◆ **The data**:

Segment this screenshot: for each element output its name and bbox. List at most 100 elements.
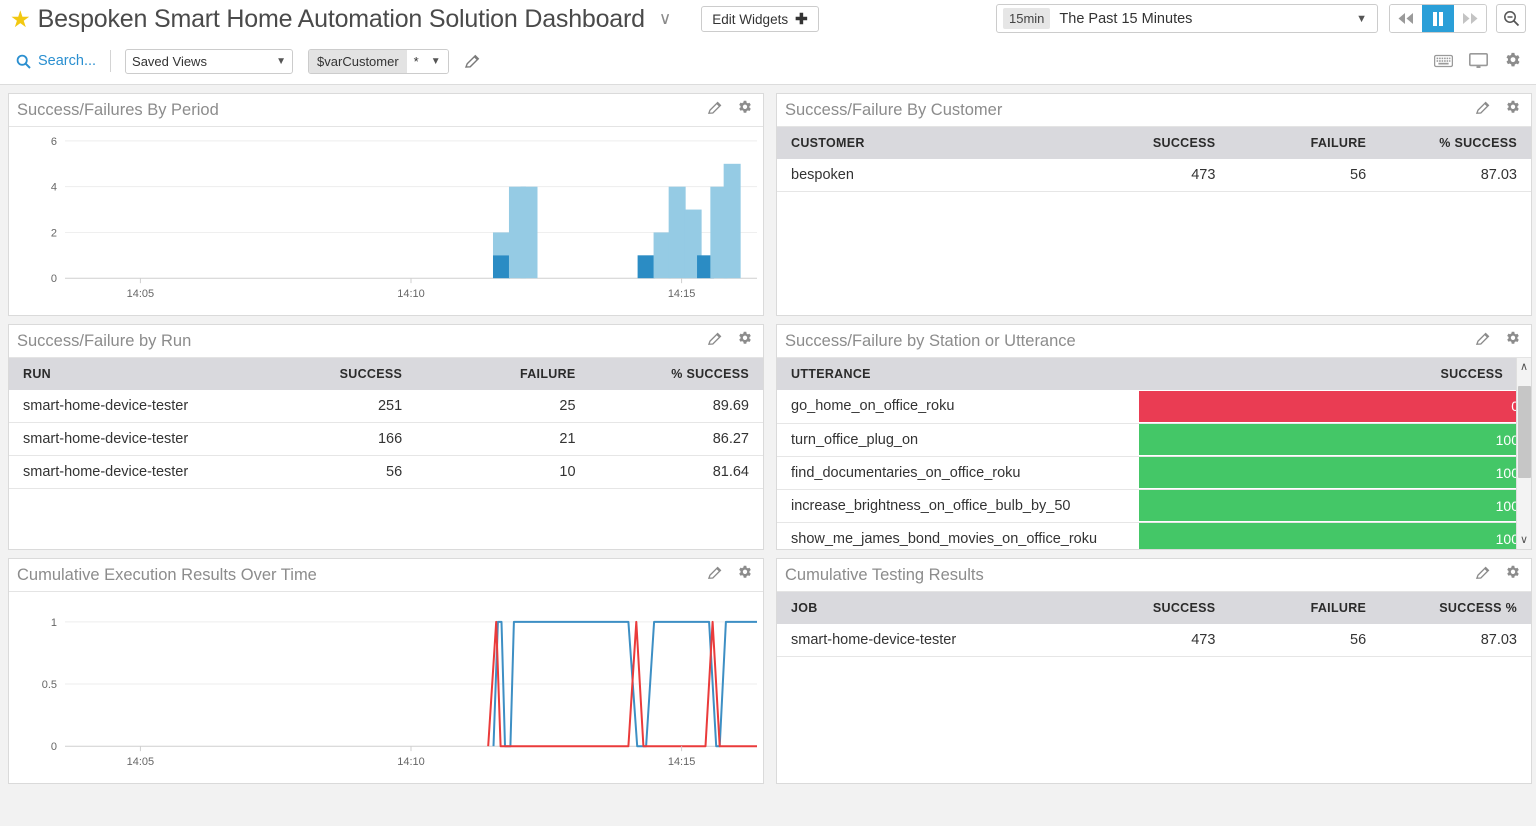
panel-body: 0 2 4 6 14:05 14:10 14:15: [9, 127, 763, 315]
table-row[interactable]: go_home_on_office_roku0: [777, 390, 1531, 424]
cell-pct-success: 89.69: [589, 390, 763, 423]
success-bar: 100: [1138, 457, 1531, 488]
edit-panel-pencil-icon[interactable]: [1475, 565, 1491, 586]
edit-panel-pencil-icon[interactable]: [707, 100, 723, 121]
column-header-customer[interactable]: CUSTOMER: [777, 127, 1079, 159]
table-row[interactable]: show_me_james_bond_movies_on_office_roku…: [777, 522, 1531, 549]
edit-panel-pencil-icon[interactable]: [707, 331, 723, 352]
zoom-out-button[interactable]: [1496, 4, 1526, 33]
display-monitor-icon[interactable]: [1469, 53, 1488, 74]
column-header-run[interactable]: RUN: [9, 358, 243, 390]
column-header-success[interactable]: SUCCESS: [1078, 127, 1230, 159]
rewind-button[interactable]: [1390, 5, 1422, 32]
keyboard-shortcuts-icon[interactable]: [1433, 54, 1454, 73]
cumulative-results-table: JOB SUCCESS FAILURE SUCCESS % smart-home…: [777, 592, 1531, 657]
panel-settings-gear-icon[interactable]: [737, 565, 753, 586]
cell-success: 166: [242, 422, 417, 456]
table-row[interactable]: smart-home-device-tester 251 25 89.69: [9, 390, 763, 423]
top-toolbar: ★ Bespoken Smart Home Automation Solutio…: [0, 0, 1536, 38]
bar-segment-failure: [637, 255, 655, 279]
edit-panel-pencil-icon[interactable]: [1475, 331, 1491, 352]
table-header-row: CUSTOMER SUCCESS FAILURE % SUCCESS: [777, 127, 1531, 159]
scrollbar-thumb[interactable]: [1518, 386, 1531, 478]
scrollbar-track[interactable]: [1517, 376, 1531, 531]
edit-panel-pencil-icon[interactable]: [707, 565, 723, 586]
cell-success-bar: 100: [1138, 522, 1531, 549]
table-row[interactable]: smart-home-device-tester 56 10 81.64: [9, 455, 763, 489]
toolbar-divider: [110, 50, 112, 72]
cell-failure: 56: [1229, 159, 1381, 192]
table-row[interactable]: increase_brightness_on_office_bulb_by_50…: [777, 489, 1531, 523]
column-header-pct-success[interactable]: % SUCCESS: [589, 358, 763, 390]
panel-header-icons: [707, 331, 753, 352]
chevron-down-icon[interactable]: ▼: [1356, 13, 1371, 25]
settings-gear-icon[interactable]: [1504, 52, 1522, 75]
scroll-up-icon[interactable]: ∧: [1520, 358, 1528, 376]
panel-cumulative-testing-results: Cumulative Testing Results JOB SUCCESS F…: [776, 558, 1532, 784]
scroll-down-icon[interactable]: ∨: [1520, 531, 1528, 549]
panel-settings-gear-icon[interactable]: [1505, 100, 1521, 121]
column-header-failure[interactable]: FAILURE: [416, 358, 590, 390]
edit-variable-button[interactable]: [464, 53, 481, 70]
panel-header-icons: [1475, 331, 1521, 352]
column-header-utterance[interactable]: UTTERANCE: [777, 358, 1139, 390]
panel-settings-gear-icon[interactable]: [737, 100, 753, 121]
table-row[interactable]: bespoken 473 56 87.03: [777, 159, 1531, 192]
cell-failure: 21: [416, 422, 590, 456]
line-chart-cumulative-execution-results[interactable]: 0 0.5 1 14:05 14:10 14:15: [9, 592, 763, 783]
variable-filter[interactable]: $varCustomer * ▼: [308, 48, 449, 74]
x-axis-tick-label: 14:10: [397, 756, 425, 768]
saved-views-label: Saved Views: [132, 53, 207, 69]
cell-success-bar: 100: [1138, 456, 1531, 490]
panel-header-icons: [1475, 100, 1521, 121]
y-axis-tick-label: 0: [51, 273, 57, 285]
panel-header-icons: [707, 565, 753, 586]
edit-panel-pencil-icon[interactable]: [1475, 100, 1491, 121]
cell-utterance: show_me_james_bond_movies_on_office_roku: [777, 522, 1139, 549]
table-row[interactable]: turn_office_plug_on 100: [777, 423, 1531, 457]
column-header-job[interactable]: JOB: [777, 592, 1079, 624]
pause-button[interactable]: [1422, 5, 1454, 32]
column-header-success-pct[interactable]: SUCCESS %: [1380, 592, 1531, 624]
panel-cumulative-execution-results-over-time: Cumulative Execution Results Over Time 0…: [8, 558, 764, 784]
panel-settings-gear-icon[interactable]: [1505, 565, 1521, 586]
saved-views-select[interactable]: Saved Views ▼: [125, 48, 294, 74]
panel-title: Cumulative Testing Results: [785, 565, 984, 584]
panel-settings-gear-icon[interactable]: [1505, 331, 1521, 352]
column-header-success[interactable]: SUCCESS: [242, 358, 417, 390]
title-dropdown-caret-icon[interactable]: ∨: [659, 9, 671, 29]
y-axis-tick-label: 0: [51, 741, 57, 753]
cell-success-bar: 100: [1138, 423, 1531, 457]
search-button[interactable]: Search...: [16, 53, 96, 69]
panel-body: JOB SUCCESS FAILURE SUCCESS % smart-home…: [777, 592, 1531, 783]
favorite-star-icon[interactable]: ★: [10, 7, 31, 31]
bar-chart-success-failures-by-period[interactable]: 0 2 4 6 14:05 14:10 14:15: [9, 127, 763, 315]
vertical-scrollbar[interactable]: ∧ ∨: [1516, 358, 1531, 549]
edit-widgets-button[interactable]: Edit Widgets ✚: [701, 6, 819, 32]
panel-success-failures-by-period: Success/Failures By Period 0 2 4 6 14:05 14: [8, 93, 764, 316]
fast-forward-button[interactable]: [1454, 5, 1486, 32]
run-table: RUN SUCCESS FAILURE % SUCCESS smart-home…: [9, 358, 763, 489]
column-header-success[interactable]: SUCCESS: [1078, 592, 1230, 624]
panel-settings-gear-icon[interactable]: [737, 331, 753, 352]
table-row[interactable]: smart-home-device-tester 166 21 86.27: [9, 422, 763, 456]
column-header-pct-success[interactable]: % SUCCESS: [1380, 127, 1531, 159]
variable-value-select[interactable]: * ▼: [406, 49, 448, 73]
column-header-failure[interactable]: FAILURE: [1229, 592, 1381, 624]
bar-segment-success: [492, 232, 510, 256]
panel-title: Success/Failures By Period: [17, 100, 219, 119]
time-range-selector[interactable]: 15min The Past 15 Minutes ▼: [996, 4, 1378, 33]
table-row[interactable]: smart-home-device-tester 473 56 87.03: [777, 624, 1531, 657]
table-row[interactable]: find_documentaries_on_office_roku 100: [777, 456, 1531, 490]
panel-body: CUSTOMER SUCCESS FAILURE % SUCCESS bespo…: [777, 127, 1531, 315]
success-bar: 0: [1138, 390, 1531, 422]
column-header-success[interactable]: SUCCESS: [1138, 358, 1531, 390]
y-axis-tick-label: 4: [51, 182, 57, 194]
x-axis-tick-label: 14:10: [397, 288, 425, 300]
time-range-label: The Past 15 Minutes: [1059, 10, 1193, 27]
panel-header: Cumulative Testing Results: [777, 559, 1531, 592]
panel-header: Cumulative Execution Results Over Time: [9, 559, 763, 592]
cell-utterance: find_documentaries_on_office_roku: [777, 456, 1139, 490]
panel-title: Success/Failure By Customer: [785, 100, 1003, 119]
column-header-failure[interactable]: FAILURE: [1229, 127, 1381, 159]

◆ **What is asked**:
Copy every record above word for word, but leave out the pictures.

◆ **Result for this task**:
Segment this screenshot: for each element output its name and bbox. List at most 100 elements.
panel-body: 0 2 4 6 14:05 14:10 14:15: [9, 127, 763, 315]
table-row[interactable]: go_home_on_office_roku0: [777, 390, 1531, 424]
cell-pct-success: 89.69: [589, 390, 763, 423]
success-bar: 100: [1138, 457, 1531, 488]
edit-panel-pencil-icon[interactable]: [1475, 565, 1491, 586]
edit-panel-pencil-icon[interactable]: [707, 100, 723, 121]
column-header-customer[interactable]: CUSTOMER: [777, 127, 1079, 159]
table-row[interactable]: show_me_james_bond_movies_on_office_roku…: [777, 522, 1531, 549]
edit-panel-pencil-icon[interactable]: [707, 331, 723, 352]
zoom-out-button[interactable]: [1496, 4, 1526, 33]
display-monitor-icon[interactable]: [1469, 53, 1488, 74]
column-header-run[interactable]: RUN: [9, 358, 243, 390]
column-header-success[interactable]: SUCCESS: [1078, 127, 1230, 159]
rewind-button[interactable]: [1390, 5, 1422, 32]
keyboard-shortcuts-icon[interactable]: [1433, 54, 1454, 73]
cumulative-results-table: JOB SUCCESS FAILURE SUCCESS % smart-home…: [777, 592, 1531, 657]
panel-settings-gear-icon[interactable]: [737, 565, 753, 586]
cell-success: 166: [242, 422, 417, 456]
table-row[interactable]: smart-home-device-tester 251 25 89.69: [9, 390, 763, 423]
top-toolbar: ★ Bespoken Smart Home Automation Solutio…: [0, 0, 1536, 38]
bar-segment-failure: [637, 255, 655, 279]
edit-panel-pencil-icon[interactable]: [1475, 331, 1491, 352]
table-header-row: CUSTOMER SUCCESS FAILURE % SUCCESS: [777, 127, 1531, 159]
scrollbar-thumb[interactable]: [1518, 386, 1531, 478]
scrollbar-track[interactable]: [1517, 376, 1531, 531]
edit-panel-pencil-icon[interactable]: [707, 565, 723, 586]
cell-success-bar: 100: [1138, 522, 1531, 549]
table-row[interactable]: smart-home-device-tester 56 10 81.64: [9, 455, 763, 489]
toolbar-divider: [110, 50, 112, 72]
cell-failure: 56: [1229, 159, 1381, 192]
table-row[interactable]: increase_brightness_on_office_bulb_by_50…: [777, 489, 1531, 523]
column-header-pct-success[interactable]: % SUCCESS: [589, 358, 763, 390]
panel-header-icons: [707, 331, 753, 352]
chevron-down-icon[interactable]: ▼: [1356, 13, 1371, 25]
settings-gear-icon[interactable]: [1504, 52, 1522, 75]
scroll-up-icon[interactable]: ∧: [1520, 358, 1528, 376]
panel-cumulative-testing-results: Cumulative Testing Results JOB SUCCESS F…: [776, 558, 1532, 784]
scroll-down-icon[interactable]: ∨: [1520, 531, 1528, 549]
panel-settings-gear-icon[interactable]: [1505, 100, 1521, 121]
column-header-failure[interactable]: FAILURE: [416, 358, 590, 390]
edit-variable-button[interactable]: [464, 53, 481, 70]
panel-header-icons: [1475, 331, 1521, 352]
column-header-utterance[interactable]: UTTERANCE: [777, 358, 1139, 390]
panel-settings-gear-icon[interactable]: [737, 100, 753, 121]
table-row[interactable]: bespoken 473 56 87.03: [777, 159, 1531, 192]
cell-failure: 21: [416, 422, 590, 456]
line-chart-cumulative-execution-results[interactable]: 0 0.5 1 14:05 14:10 14:15: [9, 592, 763, 783]
variable-filter[interactable]: $varCustomer * ▼: [308, 48, 449, 74]
x-axis-tick-label: 14:10: [397, 756, 425, 768]
saved-views-label: Saved Views: [132, 53, 207, 69]
cell-success-bar: 100: [1138, 456, 1531, 490]
panel-header-icons: [1475, 100, 1521, 121]
y-axis-tick-label: 0: [51, 273, 57, 285]
panel-header-icons: [707, 565, 753, 586]
edit-panel-pencil-icon[interactable]: [1475, 100, 1491, 121]
cell-utterance: show_me_james_bond_movies_on_office_roku: [777, 522, 1139, 549]
table-row[interactable]: turn_office_plug_on 100: [777, 423, 1531, 457]
column-header-job[interactable]: JOB: [777, 592, 1079, 624]
pause-button[interactable]: [1422, 5, 1454, 32]
column-header-success-pct[interactable]: SUCCESS %: [1380, 592, 1531, 624]
panel-cumulative-execution-results-over-time: Cumulative Execution Results Over Time 0…: [8, 558, 764, 784]
panel-settings-gear-icon[interactable]: [1505, 565, 1521, 586]
saved-views-select[interactable]: Saved Views ▼: [125, 48, 294, 74]
panel-title: Cumulative Testing Results: [785, 565, 984, 584]
panel-settings-gear-icon[interactable]: [1505, 331, 1521, 352]
column-header-success[interactable]: SUCCESS: [242, 358, 417, 390]
title-dropdown-caret-icon[interactable]: ∨: [659, 9, 671, 29]
y-axis-tick-label: 0: [51, 741, 57, 753]
cell-success-bar: 100: [1138, 423, 1531, 457]
search-button[interactable]: Search...: [16, 53, 96, 69]
panel-body: JOB SUCCESS FAILURE SUCCESS % smart-home…: [777, 592, 1531, 783]
favorite-star-icon[interactable]: ★: [10, 7, 31, 31]
bar-chart-success-failures-by-period[interactable]: 0 2 4 6 14:05 14:10 14:15: [9, 127, 763, 315]
vertical-scrollbar[interactable]: ∧ ∨: [1516, 358, 1531, 549]
edit-widgets-button[interactable]: Edit Widgets ✚: [701, 6, 819, 32]
panel-success-failures-by-period: Success/Failures By Period 0 2 4 6 14:05 14: [8, 93, 764, 316]
fast-forward-button[interactable]: [1454, 5, 1486, 32]
run-table: RUN SUCCESS FAILURE % SUCCESS smart-home…: [9, 358, 763, 489]
column-header-success[interactable]: SUCCESS: [1078, 592, 1230, 624]
panel-settings-gear-icon[interactable]: [737, 331, 753, 352]
table-row[interactable]: smart-home-device-tester 166 21 86.27: [9, 422, 763, 456]
column-header-pct-success[interactable]: % SUCCESS: [1380, 127, 1531, 159]
variable-value-select[interactable]: * ▼: [406, 49, 448, 73]
column-header-failure[interactable]: FAILURE: [1229, 592, 1381, 624]
bar-segment-success: [492, 232, 510, 256]
panel-title: Success/Failures By Period: [17, 100, 219, 119]
time-range-selector[interactable]: 15min The Past 15 Minutes ▼: [996, 4, 1378, 33]
table-row[interactable]: smart-home-device-tester 473 56 87.03: [777, 624, 1531, 657]
table-row[interactable]: find_documentaries_on_office_roku 100: [777, 456, 1531, 490]
panel-body: CUSTOMER SUCCESS FAILURE % SUCCESS bespo…: [777, 127, 1531, 315]
success-bar: 0: [1138, 390, 1531, 422]
column-header-success[interactable]: SUCCESS: [1138, 358, 1531, 390]
y-axis-tick-label: 4: [51, 182, 57, 194]
x-axis-tick-label: 14:10: [397, 288, 425, 300]
time-range-label: The Past 15 Minutes: [1059, 10, 1193, 27]
panel-header: Cumulative Testing Results: [777, 559, 1531, 592]
panel-header: Cumulative Execution Results Over Time: [9, 559, 763, 592]
cell-utterance: find_documentaries_on_office_roku: [777, 456, 1139, 490]
panel-title: Success/Failure By Customer: [785, 100, 1003, 119]
column-header-failure[interactable]: FAILURE: [1229, 127, 1381, 159]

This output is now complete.